- RECORDS TO USE
※ ※ ※
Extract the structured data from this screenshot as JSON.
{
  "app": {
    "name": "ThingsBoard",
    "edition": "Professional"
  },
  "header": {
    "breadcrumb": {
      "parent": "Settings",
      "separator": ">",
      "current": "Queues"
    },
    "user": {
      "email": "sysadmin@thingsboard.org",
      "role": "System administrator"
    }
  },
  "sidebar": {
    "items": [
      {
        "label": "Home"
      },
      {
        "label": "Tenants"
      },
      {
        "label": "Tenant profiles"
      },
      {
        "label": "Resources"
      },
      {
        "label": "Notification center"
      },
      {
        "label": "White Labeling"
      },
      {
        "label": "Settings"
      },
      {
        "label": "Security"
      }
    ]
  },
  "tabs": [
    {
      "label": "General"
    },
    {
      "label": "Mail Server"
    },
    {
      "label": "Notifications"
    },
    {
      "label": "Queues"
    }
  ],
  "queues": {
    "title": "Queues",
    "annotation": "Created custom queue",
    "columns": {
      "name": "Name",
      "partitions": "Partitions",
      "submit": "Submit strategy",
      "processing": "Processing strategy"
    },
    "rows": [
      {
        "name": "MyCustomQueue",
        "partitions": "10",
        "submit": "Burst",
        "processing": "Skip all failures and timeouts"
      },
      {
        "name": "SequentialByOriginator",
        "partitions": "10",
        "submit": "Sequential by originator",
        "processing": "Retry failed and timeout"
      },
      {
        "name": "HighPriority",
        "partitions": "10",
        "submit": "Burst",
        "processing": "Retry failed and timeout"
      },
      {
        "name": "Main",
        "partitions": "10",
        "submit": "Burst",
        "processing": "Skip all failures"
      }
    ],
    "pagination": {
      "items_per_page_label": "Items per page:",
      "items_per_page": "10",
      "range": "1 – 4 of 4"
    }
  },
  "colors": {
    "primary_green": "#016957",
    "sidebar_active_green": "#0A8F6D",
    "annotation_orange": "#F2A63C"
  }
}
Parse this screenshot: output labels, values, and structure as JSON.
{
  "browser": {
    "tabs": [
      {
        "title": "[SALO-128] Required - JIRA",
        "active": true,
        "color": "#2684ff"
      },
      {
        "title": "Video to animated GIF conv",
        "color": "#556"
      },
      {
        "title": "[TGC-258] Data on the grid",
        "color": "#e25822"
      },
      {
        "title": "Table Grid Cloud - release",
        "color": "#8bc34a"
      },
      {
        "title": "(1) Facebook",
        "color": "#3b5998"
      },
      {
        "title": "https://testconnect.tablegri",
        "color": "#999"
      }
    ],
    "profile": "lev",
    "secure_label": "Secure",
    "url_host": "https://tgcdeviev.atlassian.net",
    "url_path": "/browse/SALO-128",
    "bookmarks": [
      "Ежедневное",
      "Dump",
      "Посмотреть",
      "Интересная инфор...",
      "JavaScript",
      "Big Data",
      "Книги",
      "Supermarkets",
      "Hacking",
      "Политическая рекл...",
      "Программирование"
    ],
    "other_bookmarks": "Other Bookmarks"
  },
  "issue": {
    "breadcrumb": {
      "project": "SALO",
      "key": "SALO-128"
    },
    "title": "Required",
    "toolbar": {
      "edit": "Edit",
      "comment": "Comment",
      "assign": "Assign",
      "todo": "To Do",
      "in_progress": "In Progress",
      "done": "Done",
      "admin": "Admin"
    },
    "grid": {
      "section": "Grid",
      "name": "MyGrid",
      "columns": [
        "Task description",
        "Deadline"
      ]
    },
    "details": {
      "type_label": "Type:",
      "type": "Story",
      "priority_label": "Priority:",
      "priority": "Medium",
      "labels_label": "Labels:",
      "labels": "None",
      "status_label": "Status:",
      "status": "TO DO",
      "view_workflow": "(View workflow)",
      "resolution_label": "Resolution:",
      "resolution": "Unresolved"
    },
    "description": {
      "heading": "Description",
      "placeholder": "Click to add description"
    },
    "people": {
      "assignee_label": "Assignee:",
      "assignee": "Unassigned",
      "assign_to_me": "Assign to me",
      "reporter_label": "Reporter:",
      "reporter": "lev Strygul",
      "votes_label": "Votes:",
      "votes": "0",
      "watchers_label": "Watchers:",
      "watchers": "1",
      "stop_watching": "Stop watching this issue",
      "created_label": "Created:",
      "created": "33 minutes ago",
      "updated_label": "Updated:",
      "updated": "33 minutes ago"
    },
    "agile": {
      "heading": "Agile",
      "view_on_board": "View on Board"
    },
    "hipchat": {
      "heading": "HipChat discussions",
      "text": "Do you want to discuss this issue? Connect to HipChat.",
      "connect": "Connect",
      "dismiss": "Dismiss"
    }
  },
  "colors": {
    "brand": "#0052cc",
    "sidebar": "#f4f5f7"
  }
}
※ ※ ※
- THE EXERCISE
Copy all data exactly, start to finish.

- ANSWER
Extract the structured data from this screenshot as JSON.
{
  "app": {
    "name": "ThingsBoard",
    "edition": "Professional"
  },
  "header": {
    "breadcrumb": {
      "parent": "Settings",
      "separator": ">",
      "current": "Queues"
    },
    "user": {
      "email": "sysadmin@thingsboard.org",
      "role": "System administrator"
    }
  },
  "sidebar": {
    "items": [
      {
        "label": "Home"
      },
      {
        "label": "Tenants"
      },
      {
        "label": "Tenant profiles"
      },
      {
        "label": "Resources"
      },
      {
        "label": "Notification center"
      },
      {
        "label": "White Labeling"
      },
      {
        "label": "Settings"
      },
      {
        "label": "Security"
      }
    ]
  },
  "tabs": [
    {
      "label": "General"
    },
    {
      "label": "Mail Server"
    },
    {
      "label": "Notifications"
    },
    {
      "label": "Queues"
    }
  ],
  "queues": {
    "title": "Queues",
    "annotation": "Created custom queue",
    "columns": {
      "name": "Name",
      "partitions": "Partitions",
      "submit": "Submit strategy",
      "processing": "Processing strategy"
    },
    "rows": [
      {
        "name": "MyCustomQueue",
        "partitions": "10",
        "submit": "Burst",
        "processing": "Skip all failures and timeouts"
      },
      {
        "name": "SequentialByOriginator",
        "partitions": "10",
        "submit": "Sequential by originator",
        "processing": "Retry failed and timeout"
      },
      {
        "name": "HighPriority",
        "partitions": "10",
        "submit": "Burst",
        "processing": "Retry failed and timeout"
      },
      {
        "name": "Main",
        "partitions": "10",
        "submit": "Burst",
        "processing": "Skip all failures"
      }
    ],
    "pagination": {
      "items_per_page_label": "Items per page:",
      "items_per_page": "10",
      "range": "1 – 4 of 4"
    }
  },
  "colors": {
    "primary_green": "#016957",
    "sidebar_active_green": "#0A8F6D",
    "annotation_orange": "#F2A63C"
  }
}
Parse this screenshot: output labels, values, and structure as JSON.
{
  "browser": {
    "tabs": [
      {
        "title": "[SALO-128] Required - JIRA",
        "active": true,
        "color": "#2684ff"
      },
      {
        "title": "Video to animated GIF conv",
        "color": "#556"
      },
      {
        "title": "[TGC-258] Data on the grid",
        "color": "#e25822"
      },
      {
        "title": "Table Grid Cloud - release",
        "color": "#8bc34a"
      },
      {
        "title": "(1) Facebook",
        "color": "#3b5998"
      },
      {
        "title": "https://testconnect.tablegri",
        "color": "#999"
      }
    ],
    "profile": "lev",
    "secure_label": "Secure",
    "url_host": "https://tgcdeviev.atlassian.net",
    "url_path": "/browse/SALO-128",
    "bookmarks": [
      "Ежедневное",
      "Dump",
      "Посмотреть",
      "Интересная инфор...",
      "JavaScript",
      "Big Data",
      "Книги",
      "Supermarkets",
      "Hacking",
      "Политическая рекл...",
      "Программирование"
    ],
    "other_bookmarks": "Other Bookmarks"
  },
  "issue": {
    "breadcrumb": {
      "project": "SALO",
      "key": "SALO-128"
    },
    "title": "Required",
    "toolbar": {
      "edit": "Edit",
      "comment": "Comment",
      "assign": "Assign",
      "todo": "To Do",
      "in_progress": "In Progress",
      "done": "Done",
      "admin": "Admin"
    },
    "grid": {
      "section": "Grid",
      "name": "MyGrid",
      "columns": [
        "Task description",
        "Deadline"
      ]
    },
    "details": {
      "type_label": "Type:",
      "type": "Story",
      "priority_label": "Priority:",
      "priority": "Medium",
      "labels_label": "Labels:",
      "labels": "None",
      "status_label": "Status:",
      "status": "TO DO",
      "view_workflow": "(View workflow)",
      "resolution_label": "Resolution:",
      "resolution": "Unresolved"
    },
    "description": {
      "heading": "Description",
      "placeholder": "Click to add description"
    },
    "people": {
      "assignee_label": "Assignee:",
      "assignee": "Unassigned",
      "assign_to_me": "Assign to me",
      "reporter_label": "Reporter:",
      "reporter": "lev Strygul",
      "votes_label": "Votes:",
      "votes": "0",
      "watchers_label": "Watchers:",
      "watchers": "1",
      "stop_watching": "Stop watching this issue",
      "created_label": "Created:",
      "created": "33 minutes ago",
      "updated_label": "Updated:",
      "updated": "33 minutes ago"
    },
    "agile": {
      "heading": "Agile",
      "view_on_board": "View on Board"
    },
    "hipchat": {
      "heading": "HipChat discussions",
      "text": "Do you want to discuss this issue? Connect to HipChat.",
      "connect": "Connect",
      "dismiss": "Dismiss"
    }
  },
  "colors": {
    "brand": "#0052cc",
    "sidebar": "#f4f5f7"
  }
}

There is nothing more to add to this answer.